> **Requirements**
Wherever the word "content" shows up in a line, please copy that line.

(Records from a collection of figures)
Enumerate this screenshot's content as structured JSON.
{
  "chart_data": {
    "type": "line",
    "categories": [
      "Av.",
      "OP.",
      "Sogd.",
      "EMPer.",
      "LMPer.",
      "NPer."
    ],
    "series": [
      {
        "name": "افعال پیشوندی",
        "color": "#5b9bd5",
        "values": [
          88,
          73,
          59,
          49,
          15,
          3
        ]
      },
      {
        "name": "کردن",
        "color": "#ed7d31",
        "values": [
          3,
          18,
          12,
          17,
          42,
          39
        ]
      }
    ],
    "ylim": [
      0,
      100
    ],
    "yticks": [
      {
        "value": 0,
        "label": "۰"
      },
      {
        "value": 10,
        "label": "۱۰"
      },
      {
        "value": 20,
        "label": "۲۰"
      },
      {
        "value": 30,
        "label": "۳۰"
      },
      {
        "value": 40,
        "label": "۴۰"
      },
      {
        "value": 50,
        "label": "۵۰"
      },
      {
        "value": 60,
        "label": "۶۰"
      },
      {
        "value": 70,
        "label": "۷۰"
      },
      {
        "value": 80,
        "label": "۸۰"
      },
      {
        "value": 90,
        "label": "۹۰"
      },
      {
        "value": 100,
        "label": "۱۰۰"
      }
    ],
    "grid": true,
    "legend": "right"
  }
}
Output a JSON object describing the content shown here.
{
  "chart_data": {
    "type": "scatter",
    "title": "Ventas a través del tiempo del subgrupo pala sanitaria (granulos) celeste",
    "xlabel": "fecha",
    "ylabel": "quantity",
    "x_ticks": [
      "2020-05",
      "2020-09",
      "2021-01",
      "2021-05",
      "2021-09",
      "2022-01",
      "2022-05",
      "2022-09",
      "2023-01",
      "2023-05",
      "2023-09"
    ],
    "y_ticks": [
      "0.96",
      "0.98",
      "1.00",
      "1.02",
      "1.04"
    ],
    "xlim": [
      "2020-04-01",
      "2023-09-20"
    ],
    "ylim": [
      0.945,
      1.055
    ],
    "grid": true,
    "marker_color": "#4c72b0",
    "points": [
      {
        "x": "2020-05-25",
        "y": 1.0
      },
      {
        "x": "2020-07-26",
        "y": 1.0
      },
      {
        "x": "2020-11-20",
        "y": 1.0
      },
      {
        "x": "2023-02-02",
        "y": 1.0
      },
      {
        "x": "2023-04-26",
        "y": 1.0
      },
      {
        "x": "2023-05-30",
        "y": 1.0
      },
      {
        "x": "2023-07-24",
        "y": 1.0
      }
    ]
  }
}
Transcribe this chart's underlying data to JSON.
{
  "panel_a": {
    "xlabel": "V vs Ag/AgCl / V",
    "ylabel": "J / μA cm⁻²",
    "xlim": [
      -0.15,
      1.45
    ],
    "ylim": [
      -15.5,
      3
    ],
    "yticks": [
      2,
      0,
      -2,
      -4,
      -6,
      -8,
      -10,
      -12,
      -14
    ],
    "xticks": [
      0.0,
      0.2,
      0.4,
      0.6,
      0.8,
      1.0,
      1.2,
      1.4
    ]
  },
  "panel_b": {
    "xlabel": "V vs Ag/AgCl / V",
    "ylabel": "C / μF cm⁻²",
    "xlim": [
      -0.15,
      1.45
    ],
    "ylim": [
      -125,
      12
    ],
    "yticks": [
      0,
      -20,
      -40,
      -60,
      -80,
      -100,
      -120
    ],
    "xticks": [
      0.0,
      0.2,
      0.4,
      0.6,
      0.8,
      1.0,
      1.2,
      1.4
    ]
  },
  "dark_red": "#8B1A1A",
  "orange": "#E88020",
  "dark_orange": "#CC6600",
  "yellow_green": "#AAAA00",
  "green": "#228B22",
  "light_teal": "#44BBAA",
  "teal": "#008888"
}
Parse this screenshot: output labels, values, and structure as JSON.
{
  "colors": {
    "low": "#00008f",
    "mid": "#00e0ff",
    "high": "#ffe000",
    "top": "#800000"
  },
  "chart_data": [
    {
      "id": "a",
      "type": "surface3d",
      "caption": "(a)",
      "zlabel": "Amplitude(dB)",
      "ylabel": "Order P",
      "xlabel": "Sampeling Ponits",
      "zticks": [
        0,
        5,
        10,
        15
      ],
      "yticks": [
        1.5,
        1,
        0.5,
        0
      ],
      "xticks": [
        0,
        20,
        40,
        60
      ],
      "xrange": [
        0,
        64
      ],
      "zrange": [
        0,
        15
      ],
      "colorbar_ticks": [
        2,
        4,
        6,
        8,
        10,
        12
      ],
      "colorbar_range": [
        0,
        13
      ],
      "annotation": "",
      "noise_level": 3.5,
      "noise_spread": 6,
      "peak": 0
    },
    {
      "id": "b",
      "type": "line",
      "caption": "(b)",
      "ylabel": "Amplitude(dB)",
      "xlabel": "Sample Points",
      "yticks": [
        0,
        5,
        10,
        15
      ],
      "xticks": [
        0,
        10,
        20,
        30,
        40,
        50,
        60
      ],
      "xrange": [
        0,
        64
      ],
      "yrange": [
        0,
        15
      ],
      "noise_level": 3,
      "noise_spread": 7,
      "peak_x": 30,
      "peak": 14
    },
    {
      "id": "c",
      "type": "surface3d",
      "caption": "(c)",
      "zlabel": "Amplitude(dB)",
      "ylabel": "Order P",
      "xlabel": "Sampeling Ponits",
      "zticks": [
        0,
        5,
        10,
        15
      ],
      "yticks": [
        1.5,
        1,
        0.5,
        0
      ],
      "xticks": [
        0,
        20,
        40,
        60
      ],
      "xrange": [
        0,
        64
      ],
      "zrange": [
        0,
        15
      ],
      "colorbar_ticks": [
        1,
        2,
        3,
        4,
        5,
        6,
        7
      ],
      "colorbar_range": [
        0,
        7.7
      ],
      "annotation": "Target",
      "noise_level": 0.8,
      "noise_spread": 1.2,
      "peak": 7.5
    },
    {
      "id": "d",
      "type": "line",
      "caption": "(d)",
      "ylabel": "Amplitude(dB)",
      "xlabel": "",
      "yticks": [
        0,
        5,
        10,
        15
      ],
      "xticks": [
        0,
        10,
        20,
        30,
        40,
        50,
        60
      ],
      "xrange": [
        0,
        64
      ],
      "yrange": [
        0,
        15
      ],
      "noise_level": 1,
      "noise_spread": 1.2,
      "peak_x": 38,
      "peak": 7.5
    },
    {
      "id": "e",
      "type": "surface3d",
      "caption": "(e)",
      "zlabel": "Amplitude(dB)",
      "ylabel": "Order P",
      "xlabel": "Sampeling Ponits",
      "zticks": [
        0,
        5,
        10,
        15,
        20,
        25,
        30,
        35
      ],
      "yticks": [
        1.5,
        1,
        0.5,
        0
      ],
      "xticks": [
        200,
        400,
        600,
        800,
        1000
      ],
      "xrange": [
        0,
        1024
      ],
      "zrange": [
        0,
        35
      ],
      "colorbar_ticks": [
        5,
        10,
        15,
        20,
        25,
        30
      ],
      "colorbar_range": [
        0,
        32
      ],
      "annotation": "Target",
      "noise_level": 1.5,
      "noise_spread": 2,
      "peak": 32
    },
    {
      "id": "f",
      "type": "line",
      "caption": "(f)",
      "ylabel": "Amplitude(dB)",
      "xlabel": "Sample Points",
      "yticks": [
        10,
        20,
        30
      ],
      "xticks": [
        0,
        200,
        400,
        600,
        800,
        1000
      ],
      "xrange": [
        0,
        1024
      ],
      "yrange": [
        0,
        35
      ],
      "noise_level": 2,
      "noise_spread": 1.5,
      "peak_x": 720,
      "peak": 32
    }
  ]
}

> **Answer to this problem**
Enumerate this screenshot's content as structured JSON.
Output a JSON object describing the content shown here.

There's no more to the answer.